- **Directions for this task**
Select all lines holding the word "name" from the entries that follow.

-- Begin Records supplied --

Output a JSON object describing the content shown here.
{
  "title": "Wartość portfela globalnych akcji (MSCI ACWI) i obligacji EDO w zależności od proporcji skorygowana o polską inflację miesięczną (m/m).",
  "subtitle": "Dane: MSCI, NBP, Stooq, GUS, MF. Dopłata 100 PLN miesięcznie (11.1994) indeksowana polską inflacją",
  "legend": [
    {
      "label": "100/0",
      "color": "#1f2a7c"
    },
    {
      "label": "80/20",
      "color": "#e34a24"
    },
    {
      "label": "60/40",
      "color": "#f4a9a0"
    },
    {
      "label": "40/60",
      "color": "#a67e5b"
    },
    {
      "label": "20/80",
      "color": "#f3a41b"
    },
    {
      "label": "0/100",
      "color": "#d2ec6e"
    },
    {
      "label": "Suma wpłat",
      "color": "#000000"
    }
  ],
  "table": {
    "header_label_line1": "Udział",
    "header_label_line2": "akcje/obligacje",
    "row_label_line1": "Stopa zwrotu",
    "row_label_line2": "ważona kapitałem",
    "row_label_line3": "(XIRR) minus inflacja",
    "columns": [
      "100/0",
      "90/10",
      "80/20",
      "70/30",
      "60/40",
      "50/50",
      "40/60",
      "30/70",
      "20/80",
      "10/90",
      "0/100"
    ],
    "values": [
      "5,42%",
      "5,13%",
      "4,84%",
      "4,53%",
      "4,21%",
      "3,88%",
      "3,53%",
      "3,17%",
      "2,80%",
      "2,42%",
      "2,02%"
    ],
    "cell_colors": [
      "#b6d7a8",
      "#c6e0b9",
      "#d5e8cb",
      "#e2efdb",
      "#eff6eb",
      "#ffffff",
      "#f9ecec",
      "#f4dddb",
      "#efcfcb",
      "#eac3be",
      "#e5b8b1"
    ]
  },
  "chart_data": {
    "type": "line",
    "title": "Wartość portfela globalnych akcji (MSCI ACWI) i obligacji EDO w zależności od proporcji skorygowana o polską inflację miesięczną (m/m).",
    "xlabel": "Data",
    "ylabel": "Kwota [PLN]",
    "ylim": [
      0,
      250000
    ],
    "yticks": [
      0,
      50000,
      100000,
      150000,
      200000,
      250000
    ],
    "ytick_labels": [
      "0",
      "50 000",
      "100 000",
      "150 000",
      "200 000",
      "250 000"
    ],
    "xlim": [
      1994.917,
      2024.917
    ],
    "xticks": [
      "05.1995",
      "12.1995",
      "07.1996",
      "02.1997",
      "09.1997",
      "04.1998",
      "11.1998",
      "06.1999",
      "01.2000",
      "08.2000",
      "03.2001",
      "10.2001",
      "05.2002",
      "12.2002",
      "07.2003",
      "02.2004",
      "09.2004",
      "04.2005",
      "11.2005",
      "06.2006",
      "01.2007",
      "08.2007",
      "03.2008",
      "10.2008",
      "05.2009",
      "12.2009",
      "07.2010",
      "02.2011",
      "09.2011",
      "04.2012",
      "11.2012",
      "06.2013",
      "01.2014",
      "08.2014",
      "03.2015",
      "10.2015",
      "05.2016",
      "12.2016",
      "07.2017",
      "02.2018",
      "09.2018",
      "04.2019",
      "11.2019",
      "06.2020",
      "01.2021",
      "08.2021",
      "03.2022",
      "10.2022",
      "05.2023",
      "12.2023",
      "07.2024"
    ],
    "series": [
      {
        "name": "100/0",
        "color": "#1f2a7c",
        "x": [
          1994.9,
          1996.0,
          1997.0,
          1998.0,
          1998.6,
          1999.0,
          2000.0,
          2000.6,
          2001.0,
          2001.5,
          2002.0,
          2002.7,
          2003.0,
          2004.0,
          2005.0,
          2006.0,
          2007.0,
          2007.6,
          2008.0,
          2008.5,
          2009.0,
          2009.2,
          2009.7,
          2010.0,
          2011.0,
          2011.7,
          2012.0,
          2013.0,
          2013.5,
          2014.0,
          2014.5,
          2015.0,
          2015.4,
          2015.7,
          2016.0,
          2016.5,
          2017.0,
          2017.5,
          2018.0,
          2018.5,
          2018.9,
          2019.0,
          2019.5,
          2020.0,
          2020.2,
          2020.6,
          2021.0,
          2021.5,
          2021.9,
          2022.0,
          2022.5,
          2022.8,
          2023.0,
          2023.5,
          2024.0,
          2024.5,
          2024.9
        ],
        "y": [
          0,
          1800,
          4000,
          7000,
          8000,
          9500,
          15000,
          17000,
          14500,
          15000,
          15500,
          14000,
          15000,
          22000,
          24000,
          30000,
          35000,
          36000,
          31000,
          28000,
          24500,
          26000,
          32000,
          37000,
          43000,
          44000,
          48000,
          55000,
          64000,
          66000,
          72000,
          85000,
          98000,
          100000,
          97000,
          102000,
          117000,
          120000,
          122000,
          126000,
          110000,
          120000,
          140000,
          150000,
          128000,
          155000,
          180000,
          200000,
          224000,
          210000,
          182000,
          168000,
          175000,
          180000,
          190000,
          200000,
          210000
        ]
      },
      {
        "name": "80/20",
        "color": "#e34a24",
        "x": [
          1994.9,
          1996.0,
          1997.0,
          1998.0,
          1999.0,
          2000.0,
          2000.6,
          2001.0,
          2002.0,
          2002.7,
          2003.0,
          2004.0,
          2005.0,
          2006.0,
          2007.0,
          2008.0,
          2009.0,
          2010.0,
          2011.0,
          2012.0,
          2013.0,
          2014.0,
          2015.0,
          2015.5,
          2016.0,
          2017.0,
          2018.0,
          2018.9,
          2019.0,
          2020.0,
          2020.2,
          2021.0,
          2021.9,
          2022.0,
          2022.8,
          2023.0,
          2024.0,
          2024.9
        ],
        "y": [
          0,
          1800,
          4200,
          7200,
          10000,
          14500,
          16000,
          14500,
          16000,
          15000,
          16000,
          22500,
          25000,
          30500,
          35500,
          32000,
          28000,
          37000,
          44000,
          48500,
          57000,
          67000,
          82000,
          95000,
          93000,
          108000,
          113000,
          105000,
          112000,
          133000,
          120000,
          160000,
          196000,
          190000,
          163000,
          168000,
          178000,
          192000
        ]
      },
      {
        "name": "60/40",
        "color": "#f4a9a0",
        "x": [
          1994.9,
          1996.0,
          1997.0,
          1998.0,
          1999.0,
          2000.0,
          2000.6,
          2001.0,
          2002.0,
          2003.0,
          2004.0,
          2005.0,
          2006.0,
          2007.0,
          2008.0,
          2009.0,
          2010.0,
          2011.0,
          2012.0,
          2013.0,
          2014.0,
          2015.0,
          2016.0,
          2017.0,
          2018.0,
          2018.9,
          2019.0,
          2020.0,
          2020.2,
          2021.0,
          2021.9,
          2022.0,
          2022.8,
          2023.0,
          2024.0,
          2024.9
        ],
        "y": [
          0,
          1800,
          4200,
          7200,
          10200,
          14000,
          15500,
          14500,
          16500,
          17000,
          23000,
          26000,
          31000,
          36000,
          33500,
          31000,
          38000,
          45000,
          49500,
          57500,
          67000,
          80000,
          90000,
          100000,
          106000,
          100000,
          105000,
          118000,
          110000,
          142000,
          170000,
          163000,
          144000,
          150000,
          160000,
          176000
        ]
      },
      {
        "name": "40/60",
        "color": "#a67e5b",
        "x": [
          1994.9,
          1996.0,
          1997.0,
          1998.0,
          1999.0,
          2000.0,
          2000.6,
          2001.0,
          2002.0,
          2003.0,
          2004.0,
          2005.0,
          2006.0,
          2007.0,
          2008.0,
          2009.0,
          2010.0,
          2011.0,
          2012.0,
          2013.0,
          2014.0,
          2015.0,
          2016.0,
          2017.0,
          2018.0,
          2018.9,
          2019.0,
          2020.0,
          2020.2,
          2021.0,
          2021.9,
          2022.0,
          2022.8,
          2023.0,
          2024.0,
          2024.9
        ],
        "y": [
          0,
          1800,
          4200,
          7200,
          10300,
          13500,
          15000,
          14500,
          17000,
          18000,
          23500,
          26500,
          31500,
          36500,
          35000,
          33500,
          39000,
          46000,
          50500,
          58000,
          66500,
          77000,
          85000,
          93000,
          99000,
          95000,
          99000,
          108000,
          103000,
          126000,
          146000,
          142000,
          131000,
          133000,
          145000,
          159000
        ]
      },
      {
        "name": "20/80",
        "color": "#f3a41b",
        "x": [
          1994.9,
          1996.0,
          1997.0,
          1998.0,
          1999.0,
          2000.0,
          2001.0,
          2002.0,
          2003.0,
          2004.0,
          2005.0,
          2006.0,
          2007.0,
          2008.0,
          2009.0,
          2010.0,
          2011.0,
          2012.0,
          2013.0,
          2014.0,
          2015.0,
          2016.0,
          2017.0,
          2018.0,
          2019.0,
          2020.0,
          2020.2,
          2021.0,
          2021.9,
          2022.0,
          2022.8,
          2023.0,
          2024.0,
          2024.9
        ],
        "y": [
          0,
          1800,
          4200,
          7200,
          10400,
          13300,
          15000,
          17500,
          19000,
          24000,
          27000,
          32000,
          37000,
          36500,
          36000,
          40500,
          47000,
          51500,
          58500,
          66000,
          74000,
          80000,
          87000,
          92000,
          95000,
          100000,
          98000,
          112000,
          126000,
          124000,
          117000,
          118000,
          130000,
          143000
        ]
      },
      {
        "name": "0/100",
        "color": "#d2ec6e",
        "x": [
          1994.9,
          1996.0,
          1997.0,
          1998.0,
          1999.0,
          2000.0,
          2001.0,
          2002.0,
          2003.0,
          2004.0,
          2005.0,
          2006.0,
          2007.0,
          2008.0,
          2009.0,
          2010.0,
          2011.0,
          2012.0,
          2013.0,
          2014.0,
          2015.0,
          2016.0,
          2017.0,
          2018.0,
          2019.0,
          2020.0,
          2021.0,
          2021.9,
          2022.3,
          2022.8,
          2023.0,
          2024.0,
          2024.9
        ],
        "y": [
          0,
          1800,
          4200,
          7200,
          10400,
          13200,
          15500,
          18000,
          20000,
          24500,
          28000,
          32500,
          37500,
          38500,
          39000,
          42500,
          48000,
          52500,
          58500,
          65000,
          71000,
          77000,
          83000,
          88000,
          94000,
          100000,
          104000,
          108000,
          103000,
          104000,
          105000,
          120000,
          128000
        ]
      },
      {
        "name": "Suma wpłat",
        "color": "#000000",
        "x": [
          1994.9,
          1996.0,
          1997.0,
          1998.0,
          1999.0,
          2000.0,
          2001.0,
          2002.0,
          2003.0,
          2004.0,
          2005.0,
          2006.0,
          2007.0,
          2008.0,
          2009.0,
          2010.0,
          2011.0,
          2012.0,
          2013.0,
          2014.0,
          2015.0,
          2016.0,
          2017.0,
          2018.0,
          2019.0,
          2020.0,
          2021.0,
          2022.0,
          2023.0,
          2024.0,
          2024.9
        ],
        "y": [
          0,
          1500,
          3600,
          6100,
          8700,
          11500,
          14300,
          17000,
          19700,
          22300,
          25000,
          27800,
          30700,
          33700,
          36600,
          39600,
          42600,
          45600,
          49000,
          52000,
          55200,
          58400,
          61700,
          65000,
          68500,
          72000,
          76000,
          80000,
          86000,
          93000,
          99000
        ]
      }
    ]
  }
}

-- End Records supplied --

- **Result below**
        "name": "100/0",
        "name": "80/20",
        "name": "60/40",
        "name": "40/60",
        "name": "20/80",
        "name": "0/100",
        "name": "Suma wpłat",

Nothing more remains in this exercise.